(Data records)
* begin *

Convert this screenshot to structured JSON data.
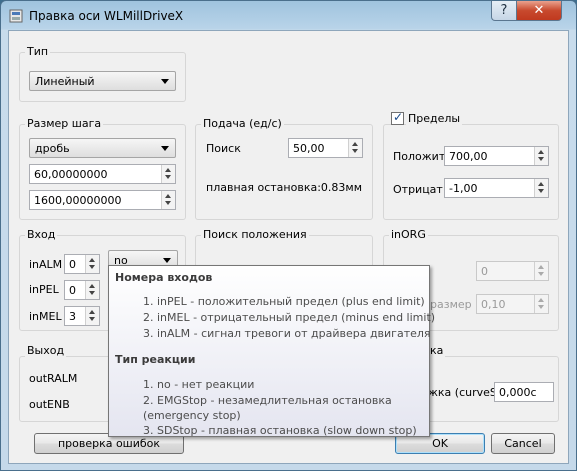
{
  "window": {
    "title": "Правка оси  WLMillDriveX",
    "help_glyph": "?",
    "close_glyph": "✕"
  },
  "type_group": {
    "title": "Тип",
    "value": "Линейный"
  },
  "step_group": {
    "title": "Размер шага",
    "mode": "дробь",
    "numerator": "60,00000000",
    "denominator": "1600,00000000"
  },
  "feed_group": {
    "title": "Подача (ед/с)",
    "search_label": "Поиск",
    "search_value": "50,00",
    "smooth_stop_text": "плавная остановка:0.83мм"
  },
  "limits_group": {
    "title": "Пределы",
    "checked": true,
    "positive_label": "Положит",
    "positive_value": "700,00",
    "negative_label": "Отрицат",
    "negative_value": "-1,00"
  },
  "input_group": {
    "title": "Вход",
    "rows": [
      {
        "label": "inALM",
        "value": "0",
        "combo": "no"
      },
      {
        "label": "inPEL",
        "value": "0"
      },
      {
        "label": "inMEL",
        "value": "3"
      }
    ]
  },
  "search_pos_group": {
    "title": "Поиск положения"
  },
  "inorg_group": {
    "title": "inORG",
    "first_value": "0",
    "size_label": "размер",
    "size_value": "0,10"
  },
  "output_group": {
    "title": "Выход",
    "rows": [
      "outRALM",
      "outENB"
    ]
  },
  "curve_group": {
    "title_fragment": "ка",
    "curve_label": "жка (curveS)",
    "curve_value": "0,000c"
  },
  "tooltip": {
    "heading1": "Номера входов",
    "items1": [
      "1. inPEL - положительный предел (plus end limit)",
      "2. inMEL - отрицательный предел (minus end limit)",
      "3. inALM - сигнал тревоги от драйвера двигателя"
    ],
    "heading2": "Тип реакции",
    "items2": [
      "1. no - нет реакции",
      "2. EMGStop - незамедлительная остановка",
      "(emergency stop)",
      "3. SDStop - плавная остановка (slow down stop)"
    ]
  },
  "buttons": {
    "check_errors": "проверка ошибок",
    "ok": "OK",
    "cancel": "Cancel"
  }
}
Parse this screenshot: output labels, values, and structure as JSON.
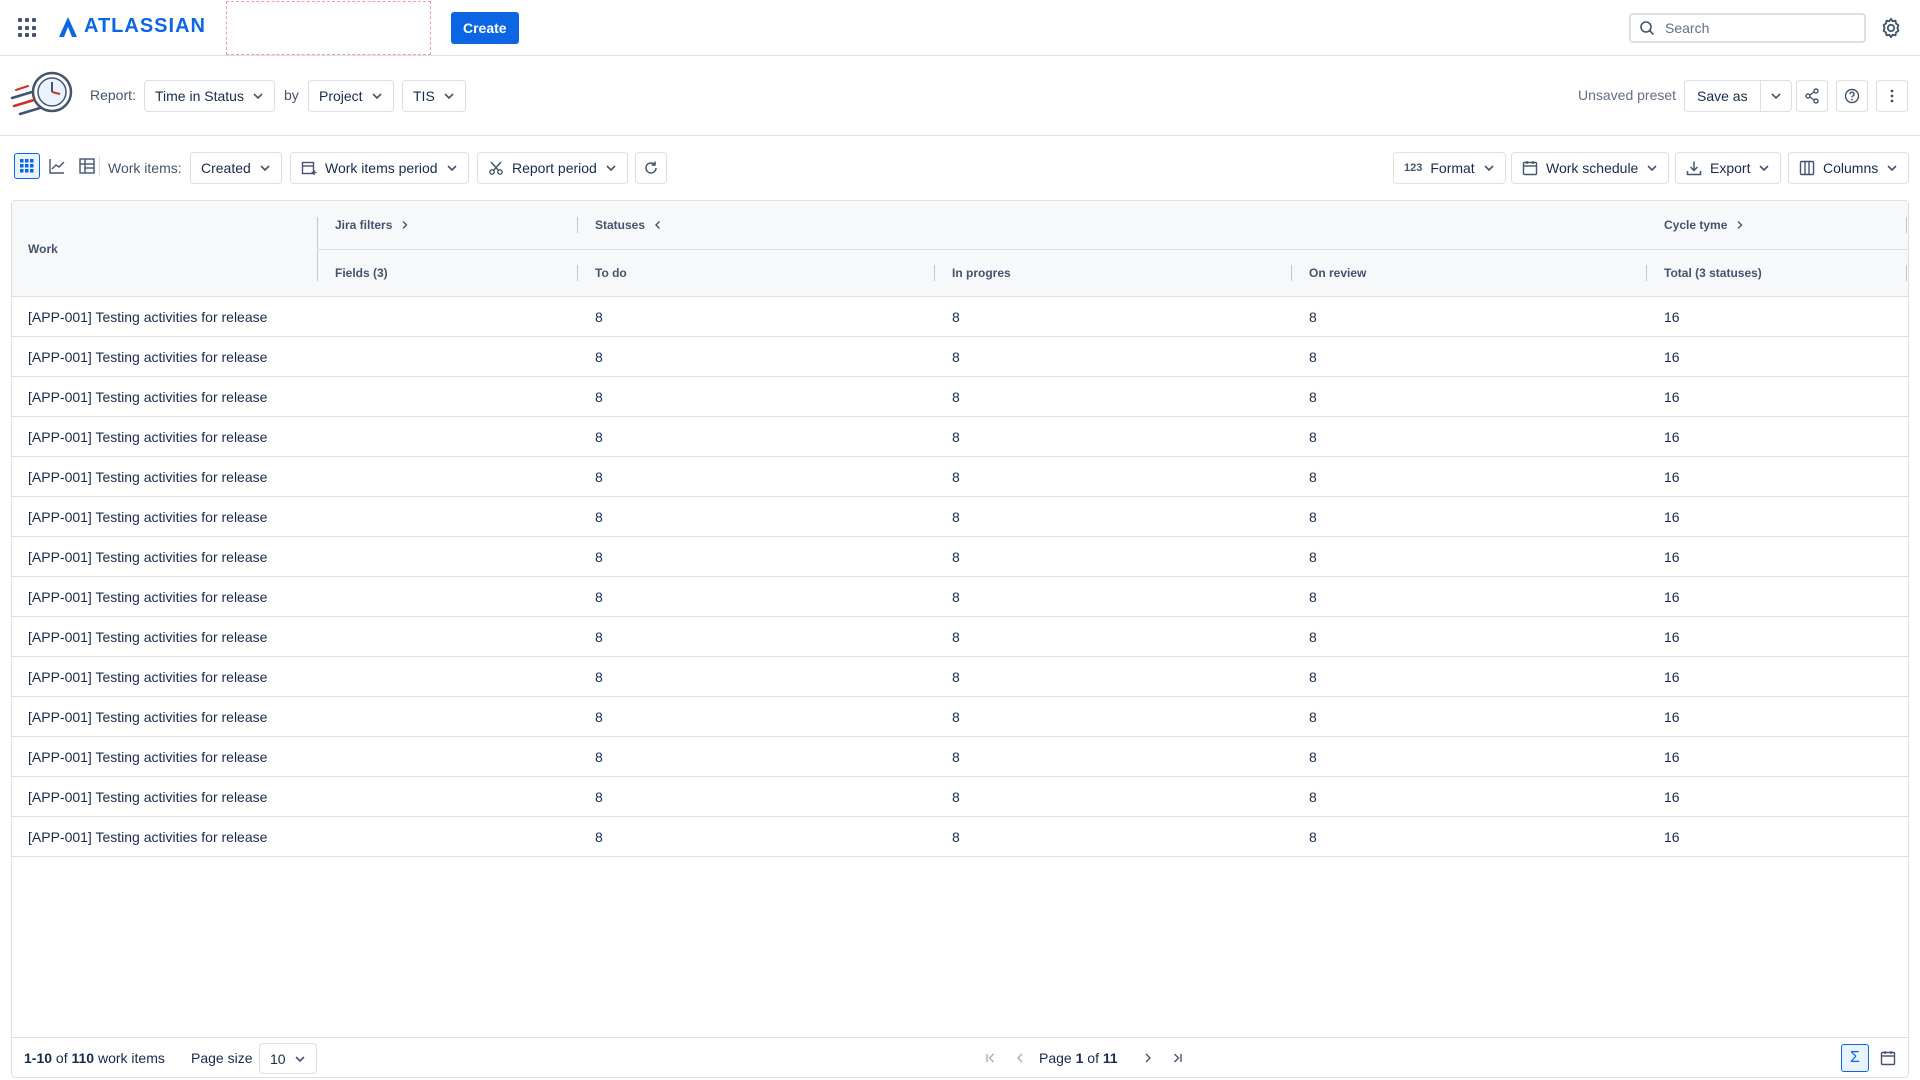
{
  "topnav": {
    "logo_text": "ATLASSIAN",
    "create_label": "Create",
    "search_placeholder": "Search",
    "brand_color": "#0c66e4"
  },
  "report": {
    "report_label": "Report:",
    "report_type": "Time in Status",
    "by_label": "by",
    "group_by": "Project",
    "project": "TIS",
    "unsaved_label": "Unsaved preset",
    "save_as_label": "Save as"
  },
  "toolbar": {
    "work_items_label": "Work items:",
    "created_label": "Created",
    "work_items_period_label": "Work items period",
    "report_period_label": "Report period",
    "format_label": "Format",
    "work_schedule_label": "Work schedule",
    "export_label": "Export",
    "columns_label": "Columns"
  },
  "table": {
    "headers": {
      "work": "Work",
      "jira_filters": "Jira filters",
      "statuses": "Statuses",
      "cycle_time": "Cycle tyme",
      "fields": "Fields (3)",
      "todo": "To do",
      "in_progress": "In progres",
      "on_review": "On review",
      "total": "Total (3 statuses)"
    },
    "rows": [
      {
        "work": "[APP-001] Testing activities for release",
        "todo": "8",
        "in_progress": "8",
        "on_review": "8",
        "total": "16"
      },
      {
        "work": "[APP-001] Testing activities for release",
        "todo": "8",
        "in_progress": "8",
        "on_review": "8",
        "total": "16"
      },
      {
        "work": "[APP-001] Testing activities for release",
        "todo": "8",
        "in_progress": "8",
        "on_review": "8",
        "total": "16"
      },
      {
        "work": "[APP-001] Testing activities for release",
        "todo": "8",
        "in_progress": "8",
        "on_review": "8",
        "total": "16"
      },
      {
        "work": "[APP-001] Testing activities for release",
        "todo": "8",
        "in_progress": "8",
        "on_review": "8",
        "total": "16"
      },
      {
        "work": "[APP-001] Testing activities for release",
        "todo": "8",
        "in_progress": "8",
        "on_review": "8",
        "total": "16"
      },
      {
        "work": "[APP-001] Testing activities for release",
        "todo": "8",
        "in_progress": "8",
        "on_review": "8",
        "total": "16"
      },
      {
        "work": "[APP-001] Testing activities for release",
        "todo": "8",
        "in_progress": "8",
        "on_review": "8",
        "total": "16"
      },
      {
        "work": "[APP-001] Testing activities for release",
        "todo": "8",
        "in_progress": "8",
        "on_review": "8",
        "total": "16"
      },
      {
        "work": "[APP-001] Testing activities for release",
        "todo": "8",
        "in_progress": "8",
        "on_review": "8",
        "total": "16"
      },
      {
        "work": "[APP-001] Testing activities for release",
        "todo": "8",
        "in_progress": "8",
        "on_review": "8",
        "total": "16"
      },
      {
        "work": "[APP-001] Testing activities for release",
        "todo": "8",
        "in_progress": "8",
        "on_review": "8",
        "total": "16"
      },
      {
        "work": "[APP-001] Testing activities for release",
        "todo": "8",
        "in_progress": "8",
        "on_review": "8",
        "total": "16"
      },
      {
        "work": "[APP-001] Testing activities for release",
        "todo": "8",
        "in_progress": "8",
        "on_review": "8",
        "total": "16"
      }
    ]
  },
  "footer": {
    "range": "1-10",
    "of_label": "of",
    "total_items": "110",
    "items_label": "work items",
    "page_size_label": "Page size",
    "page_size": "10",
    "page_label": "Page",
    "page_current": "1",
    "page_total": "11"
  }
}
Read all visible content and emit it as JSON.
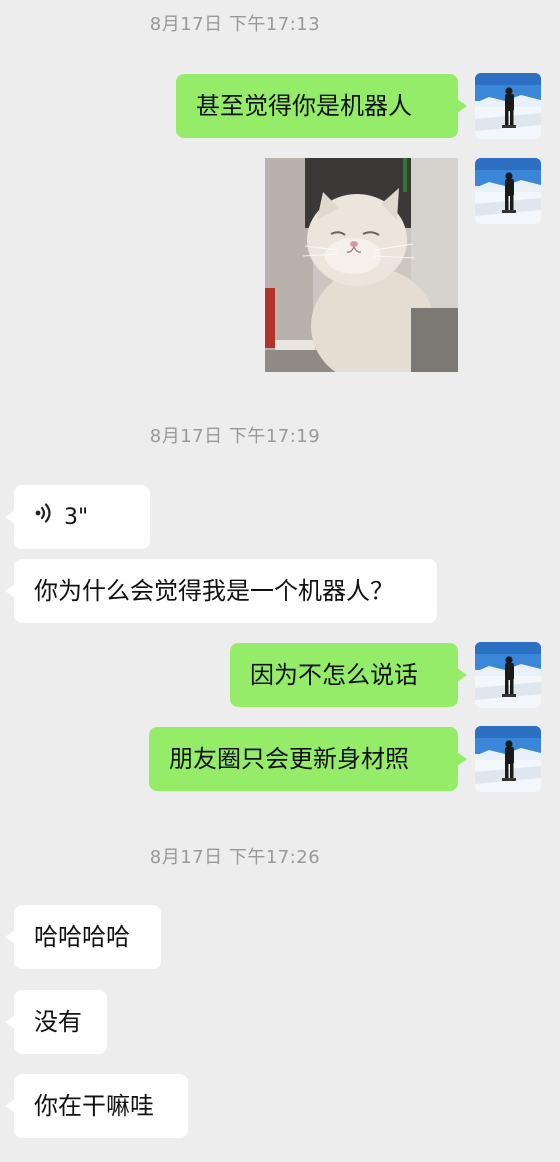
{
  "timestamps": [
    "8月17日 下午17:13",
    "8月17日 下午17:19",
    "8月17日 下午17:26"
  ],
  "messages": {
    "m1": "甚至觉得你是机器人",
    "m2_image": "cat-photo",
    "m3_voice_duration": "3\"",
    "m4": "你为什么会觉得我是一个机器人？",
    "m5": "因为不怎么说话",
    "m6": "朋友圈只会更新身材照",
    "m7": "哈哈哈哈",
    "m8": "没有",
    "m9": "你在干嘛哇"
  },
  "icons": {
    "voice": "voice-wave-icon",
    "avatar": "user-avatar-snow-photo"
  },
  "colors": {
    "background": "#ededed",
    "outgoing_bubble": "#95ec69",
    "incoming_bubble": "#ffffff",
    "timestamp_text": "#999999"
  }
}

* end *

What needs to be done: Of the lines above, how many include the word "this"? Reply with the number only.

Written response: 2